* **What to do**: Filter the rows below and copy out each one that contains the string "display". Matching is case-sensitive.

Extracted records
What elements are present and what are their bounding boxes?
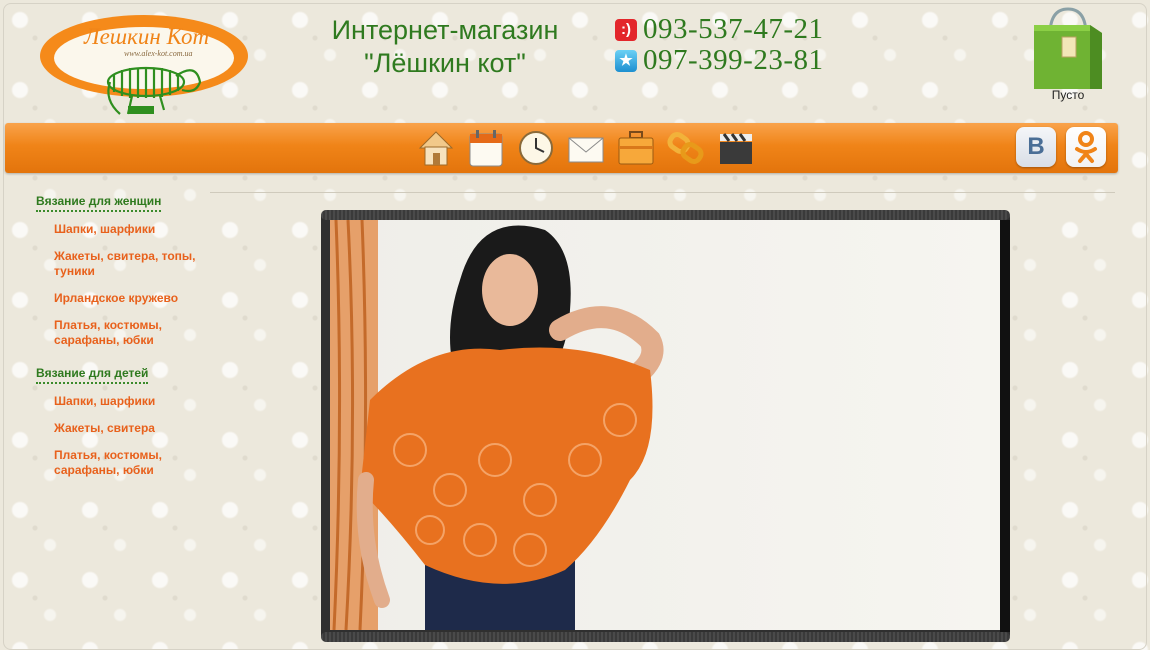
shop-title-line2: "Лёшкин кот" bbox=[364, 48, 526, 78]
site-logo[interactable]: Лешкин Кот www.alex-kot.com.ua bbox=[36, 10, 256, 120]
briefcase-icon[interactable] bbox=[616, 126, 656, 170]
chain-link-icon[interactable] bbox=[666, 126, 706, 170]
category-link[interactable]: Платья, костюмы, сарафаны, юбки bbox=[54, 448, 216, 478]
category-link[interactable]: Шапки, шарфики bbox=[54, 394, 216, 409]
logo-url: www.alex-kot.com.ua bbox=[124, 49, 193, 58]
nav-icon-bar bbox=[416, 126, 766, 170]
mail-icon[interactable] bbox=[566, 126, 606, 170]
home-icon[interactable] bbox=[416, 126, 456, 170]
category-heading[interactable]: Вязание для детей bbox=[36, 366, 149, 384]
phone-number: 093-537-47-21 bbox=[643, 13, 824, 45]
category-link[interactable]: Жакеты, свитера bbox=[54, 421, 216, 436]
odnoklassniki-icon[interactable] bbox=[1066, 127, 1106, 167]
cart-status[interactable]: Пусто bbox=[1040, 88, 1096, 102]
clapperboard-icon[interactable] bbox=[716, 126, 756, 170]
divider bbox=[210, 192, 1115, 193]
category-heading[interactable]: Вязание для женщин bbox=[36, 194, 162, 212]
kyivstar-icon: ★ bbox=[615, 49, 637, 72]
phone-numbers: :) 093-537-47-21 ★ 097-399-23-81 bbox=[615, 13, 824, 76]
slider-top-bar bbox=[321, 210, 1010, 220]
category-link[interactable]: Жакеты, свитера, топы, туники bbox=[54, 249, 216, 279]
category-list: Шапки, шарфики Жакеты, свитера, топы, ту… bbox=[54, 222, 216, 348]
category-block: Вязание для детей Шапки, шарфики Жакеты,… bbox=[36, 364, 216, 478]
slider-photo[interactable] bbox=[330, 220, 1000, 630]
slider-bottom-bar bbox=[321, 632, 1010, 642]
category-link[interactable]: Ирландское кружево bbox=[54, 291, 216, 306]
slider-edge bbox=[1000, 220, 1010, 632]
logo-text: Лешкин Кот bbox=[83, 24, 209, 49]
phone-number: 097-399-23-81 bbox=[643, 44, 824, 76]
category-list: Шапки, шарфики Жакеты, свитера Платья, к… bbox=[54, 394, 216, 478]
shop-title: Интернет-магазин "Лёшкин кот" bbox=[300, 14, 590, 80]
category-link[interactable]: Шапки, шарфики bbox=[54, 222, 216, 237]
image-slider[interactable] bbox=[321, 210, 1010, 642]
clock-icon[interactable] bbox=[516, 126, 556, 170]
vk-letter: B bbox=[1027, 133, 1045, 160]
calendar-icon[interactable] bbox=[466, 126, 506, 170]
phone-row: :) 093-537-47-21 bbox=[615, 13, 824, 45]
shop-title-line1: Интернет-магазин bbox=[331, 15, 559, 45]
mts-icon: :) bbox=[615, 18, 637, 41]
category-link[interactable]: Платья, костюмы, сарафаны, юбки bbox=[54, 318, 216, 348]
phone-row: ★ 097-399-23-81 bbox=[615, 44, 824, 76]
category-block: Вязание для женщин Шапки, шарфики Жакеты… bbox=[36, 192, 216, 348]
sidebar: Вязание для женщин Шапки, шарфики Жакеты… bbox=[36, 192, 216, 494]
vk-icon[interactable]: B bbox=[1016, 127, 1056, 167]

* * *

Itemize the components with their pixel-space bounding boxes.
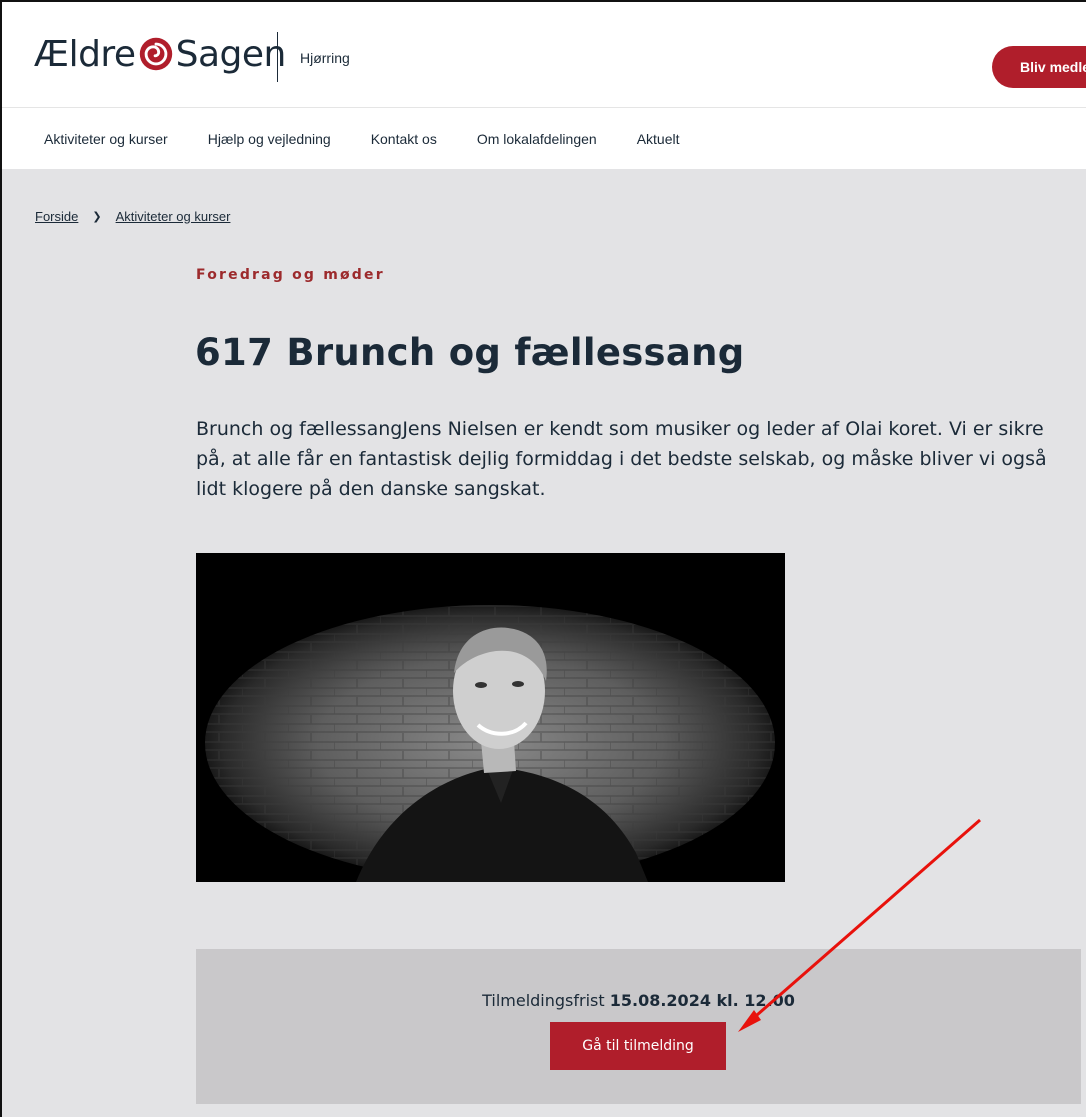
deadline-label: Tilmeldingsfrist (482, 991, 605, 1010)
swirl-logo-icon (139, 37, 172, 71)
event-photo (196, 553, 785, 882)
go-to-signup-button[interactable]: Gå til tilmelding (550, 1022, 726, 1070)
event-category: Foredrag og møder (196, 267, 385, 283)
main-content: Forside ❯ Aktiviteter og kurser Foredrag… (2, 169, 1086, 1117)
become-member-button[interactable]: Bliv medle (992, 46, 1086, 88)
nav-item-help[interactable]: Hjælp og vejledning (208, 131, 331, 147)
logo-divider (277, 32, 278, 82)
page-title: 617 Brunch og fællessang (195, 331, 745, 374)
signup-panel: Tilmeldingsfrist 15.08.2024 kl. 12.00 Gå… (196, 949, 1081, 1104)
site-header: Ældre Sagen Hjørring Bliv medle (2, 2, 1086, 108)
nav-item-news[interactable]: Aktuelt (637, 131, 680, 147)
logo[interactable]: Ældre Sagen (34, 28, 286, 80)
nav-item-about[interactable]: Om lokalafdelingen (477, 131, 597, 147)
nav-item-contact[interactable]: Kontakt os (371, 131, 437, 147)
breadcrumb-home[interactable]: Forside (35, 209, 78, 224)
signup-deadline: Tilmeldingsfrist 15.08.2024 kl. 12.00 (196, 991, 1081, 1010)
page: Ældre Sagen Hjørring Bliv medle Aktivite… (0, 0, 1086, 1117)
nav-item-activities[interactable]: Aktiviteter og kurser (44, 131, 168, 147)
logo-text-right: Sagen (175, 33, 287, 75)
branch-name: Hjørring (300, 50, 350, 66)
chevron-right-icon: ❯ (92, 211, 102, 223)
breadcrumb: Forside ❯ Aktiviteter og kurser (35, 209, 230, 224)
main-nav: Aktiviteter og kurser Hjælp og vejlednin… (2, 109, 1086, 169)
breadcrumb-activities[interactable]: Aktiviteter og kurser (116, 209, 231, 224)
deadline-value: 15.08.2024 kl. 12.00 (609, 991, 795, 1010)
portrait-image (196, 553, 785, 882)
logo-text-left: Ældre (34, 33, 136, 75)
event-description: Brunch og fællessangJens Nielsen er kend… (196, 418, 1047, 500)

==

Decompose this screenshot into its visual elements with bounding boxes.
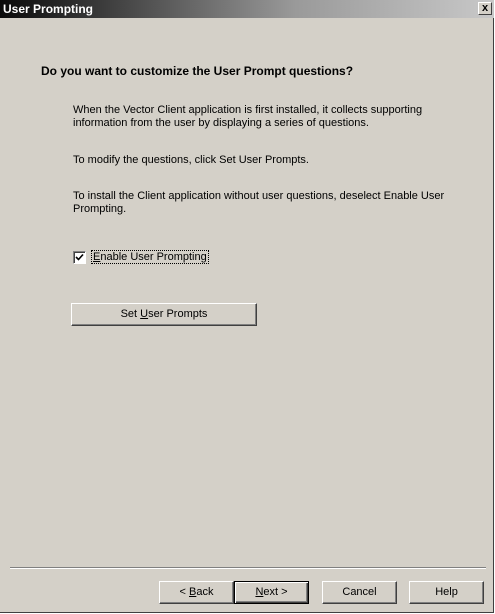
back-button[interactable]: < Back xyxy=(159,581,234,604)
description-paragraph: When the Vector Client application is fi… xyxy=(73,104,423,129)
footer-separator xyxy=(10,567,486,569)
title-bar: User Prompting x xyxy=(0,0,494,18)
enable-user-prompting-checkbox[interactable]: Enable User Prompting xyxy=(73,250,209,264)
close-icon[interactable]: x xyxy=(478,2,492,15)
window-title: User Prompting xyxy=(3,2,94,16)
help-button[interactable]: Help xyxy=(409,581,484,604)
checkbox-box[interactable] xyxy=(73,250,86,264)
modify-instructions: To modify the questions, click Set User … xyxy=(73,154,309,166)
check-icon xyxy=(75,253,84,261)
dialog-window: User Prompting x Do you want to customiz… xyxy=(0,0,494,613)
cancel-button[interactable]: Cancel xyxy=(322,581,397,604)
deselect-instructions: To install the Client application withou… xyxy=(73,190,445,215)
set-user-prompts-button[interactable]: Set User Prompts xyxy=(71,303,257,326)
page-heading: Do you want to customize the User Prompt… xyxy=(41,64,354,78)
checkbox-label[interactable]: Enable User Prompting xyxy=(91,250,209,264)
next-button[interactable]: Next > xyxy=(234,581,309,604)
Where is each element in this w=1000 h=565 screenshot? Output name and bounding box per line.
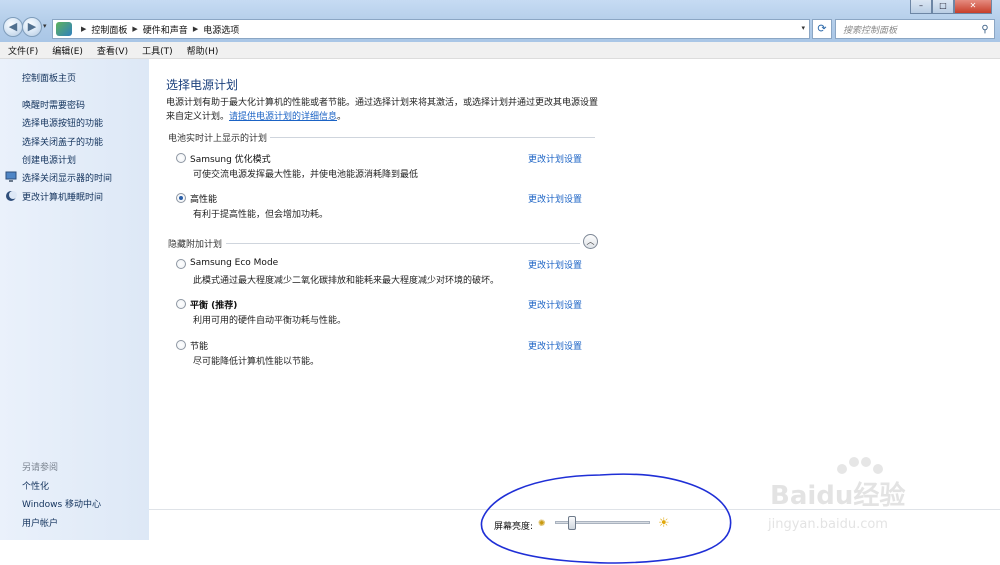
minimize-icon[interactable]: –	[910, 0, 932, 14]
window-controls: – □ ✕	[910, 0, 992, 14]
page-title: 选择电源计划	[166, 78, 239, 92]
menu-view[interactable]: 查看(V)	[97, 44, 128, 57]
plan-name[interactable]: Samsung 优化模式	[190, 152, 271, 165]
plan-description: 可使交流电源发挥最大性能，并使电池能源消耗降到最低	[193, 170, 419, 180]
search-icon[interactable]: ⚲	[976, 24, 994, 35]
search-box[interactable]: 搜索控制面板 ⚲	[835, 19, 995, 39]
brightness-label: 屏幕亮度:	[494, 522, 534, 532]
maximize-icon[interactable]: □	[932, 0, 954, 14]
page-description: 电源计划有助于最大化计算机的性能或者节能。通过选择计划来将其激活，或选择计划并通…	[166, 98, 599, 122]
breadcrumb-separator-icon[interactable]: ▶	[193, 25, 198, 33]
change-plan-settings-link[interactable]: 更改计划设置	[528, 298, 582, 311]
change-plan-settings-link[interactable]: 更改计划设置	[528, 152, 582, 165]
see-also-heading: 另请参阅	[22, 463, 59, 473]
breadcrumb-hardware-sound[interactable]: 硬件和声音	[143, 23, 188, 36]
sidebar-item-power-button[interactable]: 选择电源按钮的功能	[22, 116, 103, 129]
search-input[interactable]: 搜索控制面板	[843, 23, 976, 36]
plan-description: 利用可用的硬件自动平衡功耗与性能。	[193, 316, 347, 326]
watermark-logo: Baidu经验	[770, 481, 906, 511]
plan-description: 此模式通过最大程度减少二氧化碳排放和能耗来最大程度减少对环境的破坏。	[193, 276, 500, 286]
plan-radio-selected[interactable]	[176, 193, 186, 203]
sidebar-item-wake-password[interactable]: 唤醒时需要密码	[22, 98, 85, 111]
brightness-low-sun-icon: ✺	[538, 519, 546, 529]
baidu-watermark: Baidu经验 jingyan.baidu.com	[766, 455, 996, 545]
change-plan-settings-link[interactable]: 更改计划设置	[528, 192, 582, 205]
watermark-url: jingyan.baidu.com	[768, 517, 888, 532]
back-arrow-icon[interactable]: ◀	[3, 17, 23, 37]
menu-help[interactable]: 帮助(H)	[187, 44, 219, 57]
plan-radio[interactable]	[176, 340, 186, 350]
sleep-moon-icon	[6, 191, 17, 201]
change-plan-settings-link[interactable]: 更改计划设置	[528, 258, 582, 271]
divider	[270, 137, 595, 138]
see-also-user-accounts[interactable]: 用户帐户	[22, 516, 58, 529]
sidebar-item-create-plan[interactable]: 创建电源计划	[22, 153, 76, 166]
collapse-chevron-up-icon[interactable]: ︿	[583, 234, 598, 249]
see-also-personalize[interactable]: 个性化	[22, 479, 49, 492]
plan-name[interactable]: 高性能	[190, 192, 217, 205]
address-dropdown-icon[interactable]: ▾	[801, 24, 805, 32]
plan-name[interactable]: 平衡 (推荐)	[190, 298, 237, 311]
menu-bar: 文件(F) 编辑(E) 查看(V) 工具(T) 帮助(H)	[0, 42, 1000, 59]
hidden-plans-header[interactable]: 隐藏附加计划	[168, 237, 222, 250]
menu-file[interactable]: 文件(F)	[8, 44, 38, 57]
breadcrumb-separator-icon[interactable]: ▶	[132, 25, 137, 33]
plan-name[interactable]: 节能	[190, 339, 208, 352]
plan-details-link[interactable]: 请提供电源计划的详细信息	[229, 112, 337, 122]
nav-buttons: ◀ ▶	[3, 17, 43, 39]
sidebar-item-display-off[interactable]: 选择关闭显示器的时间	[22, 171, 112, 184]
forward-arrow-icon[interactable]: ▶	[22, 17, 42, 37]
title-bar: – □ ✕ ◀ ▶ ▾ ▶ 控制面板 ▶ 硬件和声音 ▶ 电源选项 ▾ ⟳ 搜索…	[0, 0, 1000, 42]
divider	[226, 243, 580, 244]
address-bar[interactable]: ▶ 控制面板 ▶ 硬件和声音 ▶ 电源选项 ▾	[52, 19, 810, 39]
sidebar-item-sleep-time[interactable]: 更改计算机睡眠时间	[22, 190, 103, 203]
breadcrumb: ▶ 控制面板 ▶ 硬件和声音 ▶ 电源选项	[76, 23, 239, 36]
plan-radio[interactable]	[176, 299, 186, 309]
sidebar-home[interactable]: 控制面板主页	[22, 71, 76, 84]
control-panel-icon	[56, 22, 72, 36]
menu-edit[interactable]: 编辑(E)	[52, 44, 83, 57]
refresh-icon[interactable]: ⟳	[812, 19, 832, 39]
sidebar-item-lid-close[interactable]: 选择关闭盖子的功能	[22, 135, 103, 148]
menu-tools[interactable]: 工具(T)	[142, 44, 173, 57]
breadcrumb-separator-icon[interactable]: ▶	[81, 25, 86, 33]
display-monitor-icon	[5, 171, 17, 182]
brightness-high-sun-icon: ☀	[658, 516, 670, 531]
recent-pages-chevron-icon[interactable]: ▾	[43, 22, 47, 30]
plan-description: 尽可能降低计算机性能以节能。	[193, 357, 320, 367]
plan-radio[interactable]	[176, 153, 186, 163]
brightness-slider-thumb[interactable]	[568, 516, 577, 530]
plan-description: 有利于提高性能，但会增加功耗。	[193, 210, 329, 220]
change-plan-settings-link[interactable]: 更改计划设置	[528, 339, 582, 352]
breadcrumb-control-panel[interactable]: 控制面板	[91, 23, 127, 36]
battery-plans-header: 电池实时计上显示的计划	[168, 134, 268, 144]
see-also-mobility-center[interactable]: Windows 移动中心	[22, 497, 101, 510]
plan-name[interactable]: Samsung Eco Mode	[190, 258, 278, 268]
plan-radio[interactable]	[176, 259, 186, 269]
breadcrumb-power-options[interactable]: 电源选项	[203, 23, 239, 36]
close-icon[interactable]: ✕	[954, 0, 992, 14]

* **Exercise output**:
sidebar-item-display-off[interactable]: 选择关闭显示器的时间	[22, 171, 112, 184]
display-monitor-icon	[5, 171, 17, 182]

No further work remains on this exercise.